• _OBJECTIVE_:
Scan the entries below. List each line with "left".

• _RECORDS_:

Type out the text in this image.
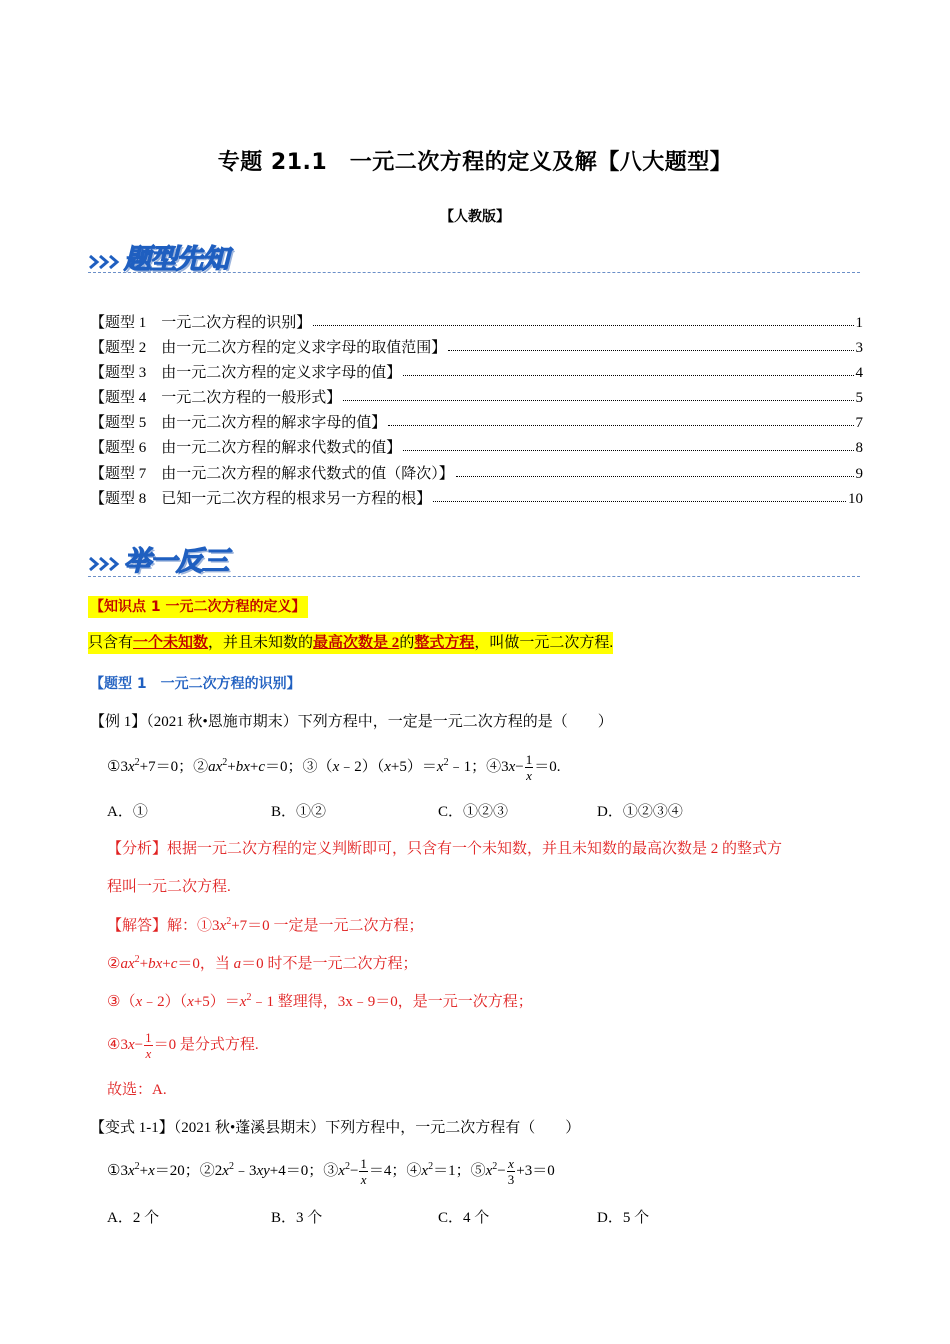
专题 21.1　一元二次方程的定义及解【八大题型】
【人教版】
题型先知
【题型 1　一元二次方程的识别】	1
【题型 2　由一元二次方程的定义求字母的取值范围】	3
【题型 3　由一元二次方程的定义求字母的值】	4
【题型 4　一元二次方程的一般形式】	5
【题型 5　由一元二次方程的解求字母的值】	7
【题型 6　由一元二次方程的解求代数式的值】	8
【题型 7　由一元二次方程的解求代数式的值（降次）】	9
【题型 8　已知一元二次方程的根求另一方程的根】	10
举一反三
【知识点 1 一元二次方程的定义】
只含有一个未知数，并且未知数的最高次数是 2的整式方程，叫做一元二次方程.
【题型 1　一元二次方程的识别】
【例 1】（2021 秋•恩施市期末）下列方程中，一定是一元二次方程的是（　　）
$①3x^2+7=0$；$②ax^2+bx+c=0$；$③(x﹣2)(x+5)=x^2﹣1$；④3x− $\frac{1}{x} =0$.
A．①	B．①②	C．①②③	D．①②③④
【分析】根据一元二次方程的定义判断即可，只含有一个未知数，并且未知数的最高次数是 2 的整式方
程叫一元二次方程.
【解答】解：$①3x^2+7=0$ 一定是一元二次方程；
$②ax^2+bx+c=0$，当 a＝0 时不是一元二次方程；
$③(x﹣2)(x+5)=x^2﹣1$ 整理得，3x﹣9＝0，是一元一次方程；
④3x− $\frac{1}{x} =0$ 是分式方程.
故选：A.
【变式 1-1】（2021 秋•蓬溪县期末）下列方程中，一元二次方程有（　　）
$①3x^2+x=20$；$②2x^2﹣3xy+4=0$；$③x^2- \frac{1}{x} =4$；$④x^2=1$；$⑤x^2- \frac{x}{3} +3=0$
A．2 个	B．3 个	C．4 个	D．5 个
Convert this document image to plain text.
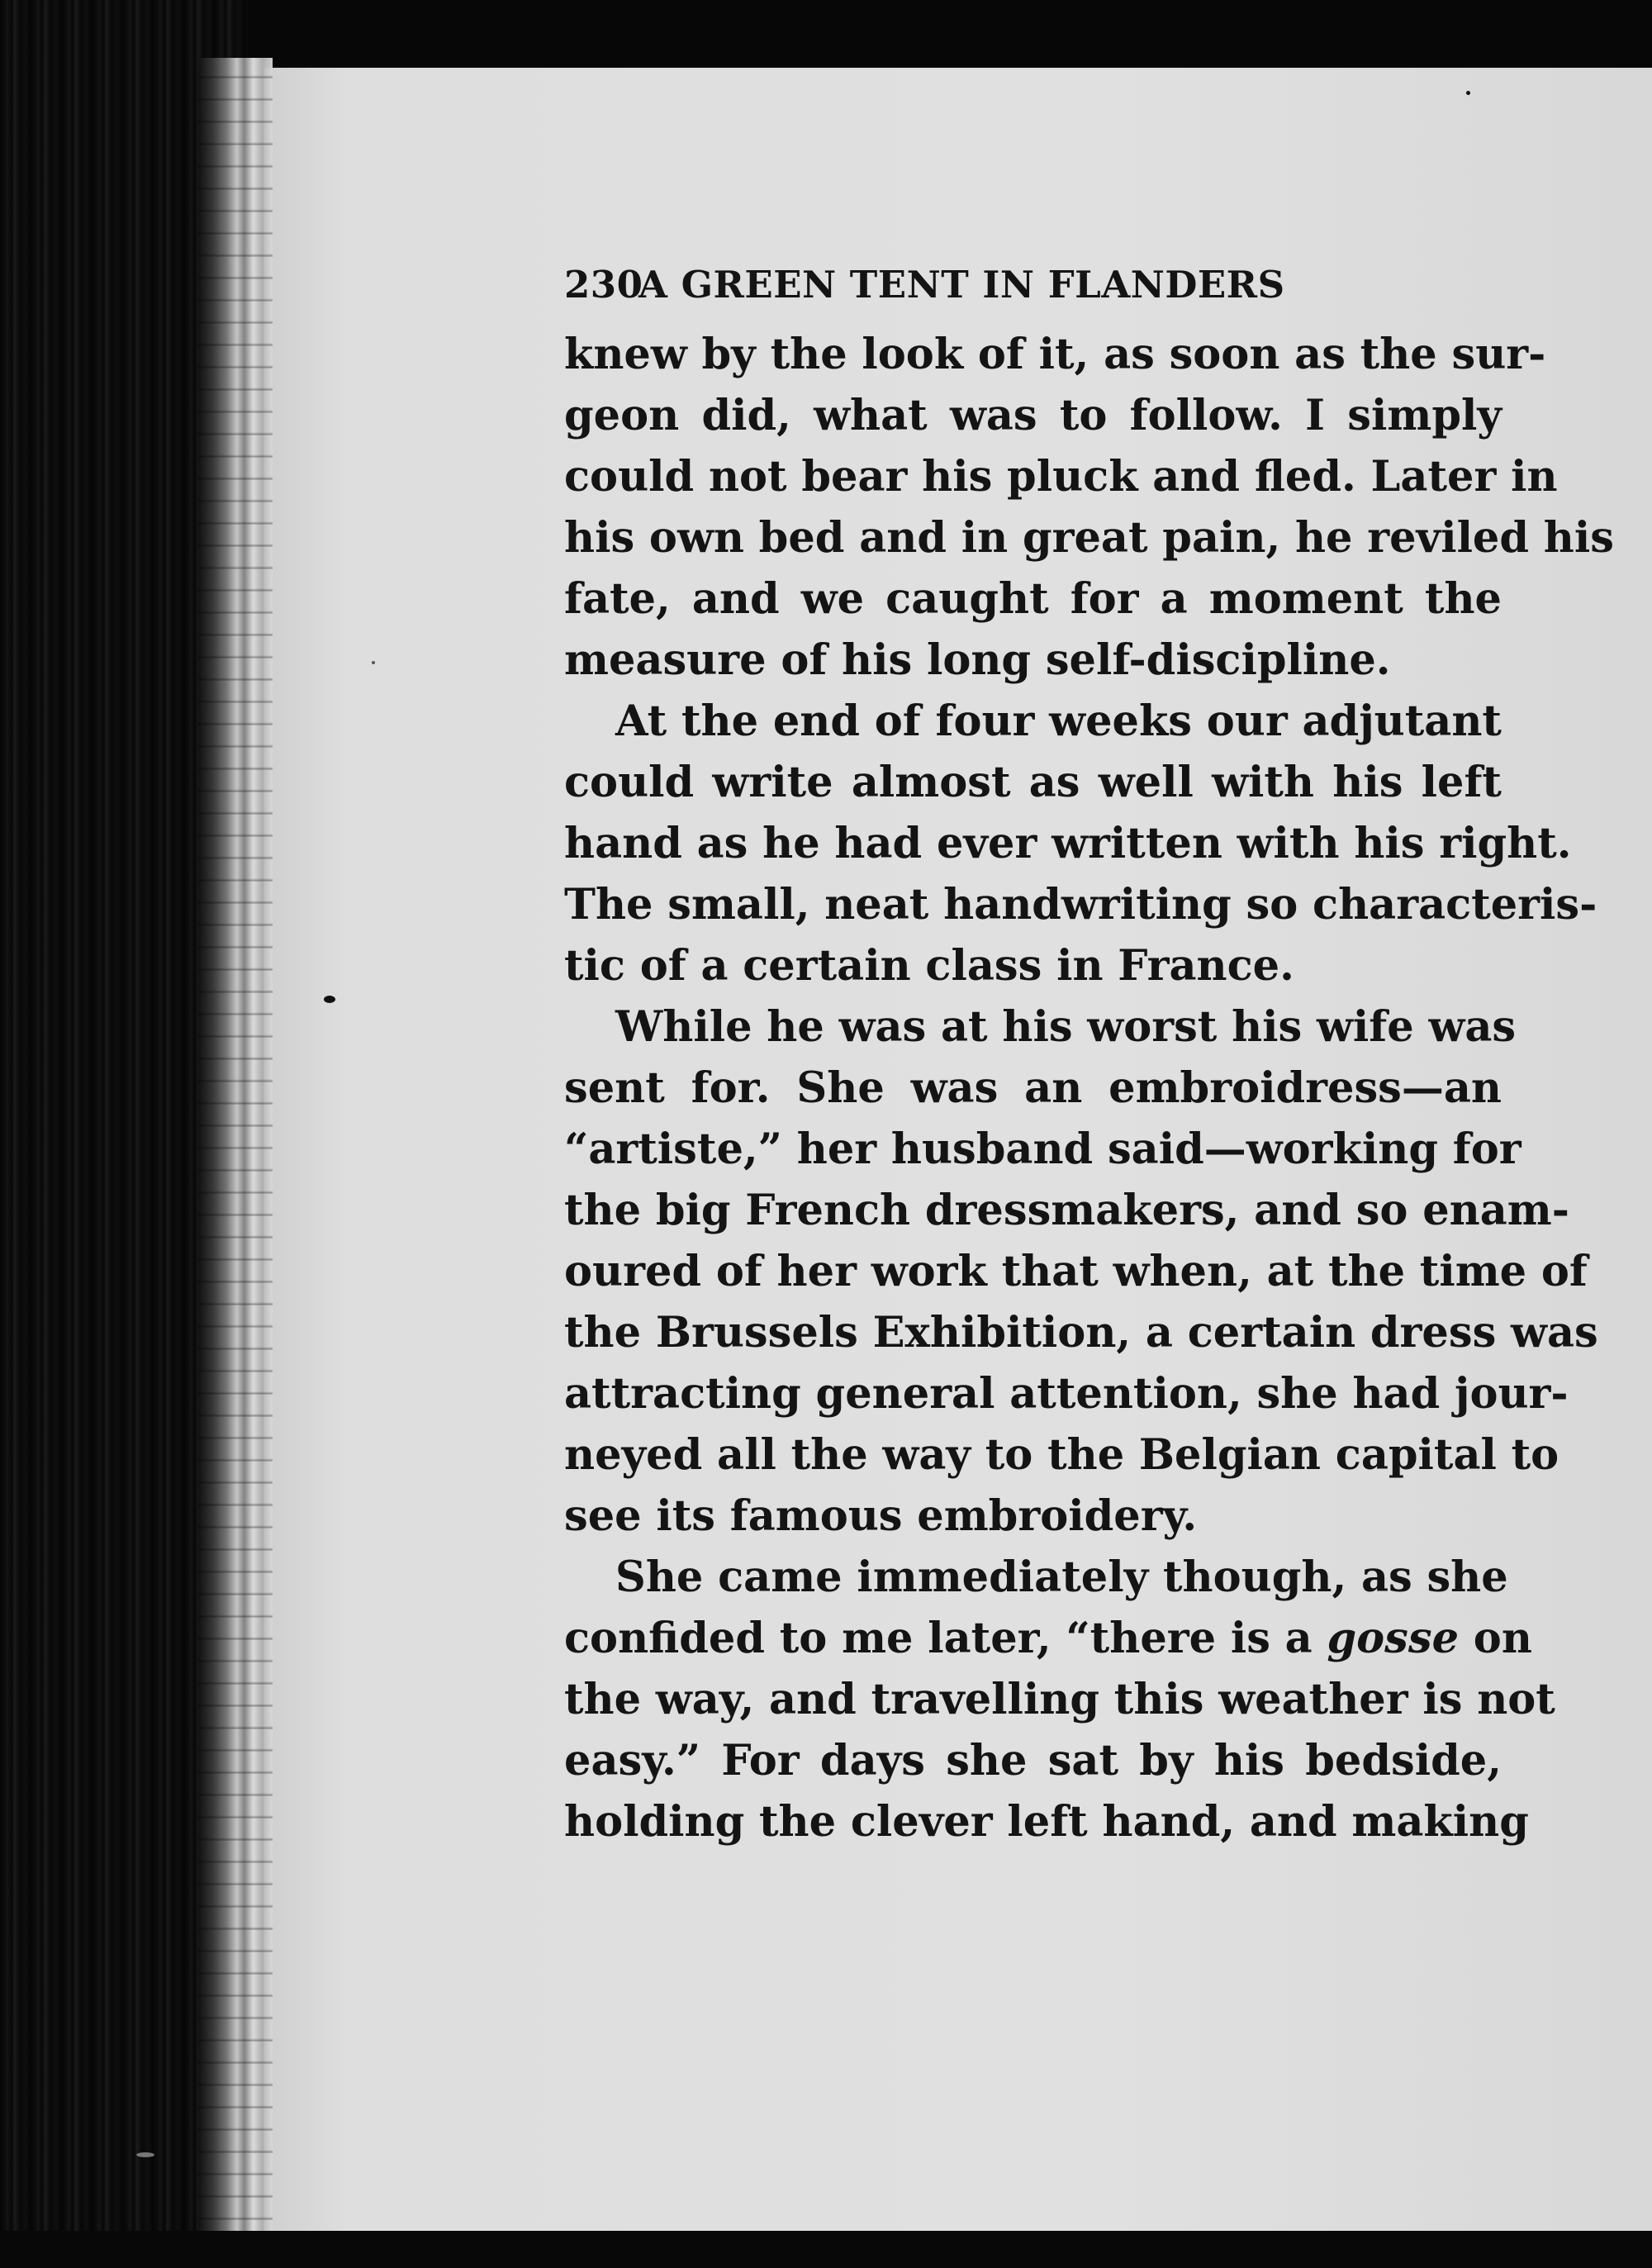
230
A GREEN TENT IN FLANDERS

knew by the look of it, as soon as the sur-
geon did, what was to follow. I simply
could not bear his pluck and fled. Later in
his own bed and in great pain, he reviled his
fate, and we caught for a moment the
measure of his long self-discipline.

At the end of four weeks our adjutant
could write almost as well with his left
hand as he had ever written with his right.
The small, neat handwriting so characteris-
tic of a certain class in France.

While he was at his worst his wife was
sent for. She was an embroidress—an
“artiste,” her husband said—working for
the big French dressmakers, and so enam-
oured of her work that when, at the time of
the Brussels Exhibition, a certain dress was
attracting general attention, she had jour-
neyed all the way to the Belgian capital to
see its famous embroidery.

She came immediately though, as she
confided to me later, “there is a gosse on
the way, and travelling this weather is not
easy.” For days she sat by his bedside,
holding the clever left hand, and making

• _RESPONSE BELOW_:
could write almost as well with his left
holding the clever left hand, and making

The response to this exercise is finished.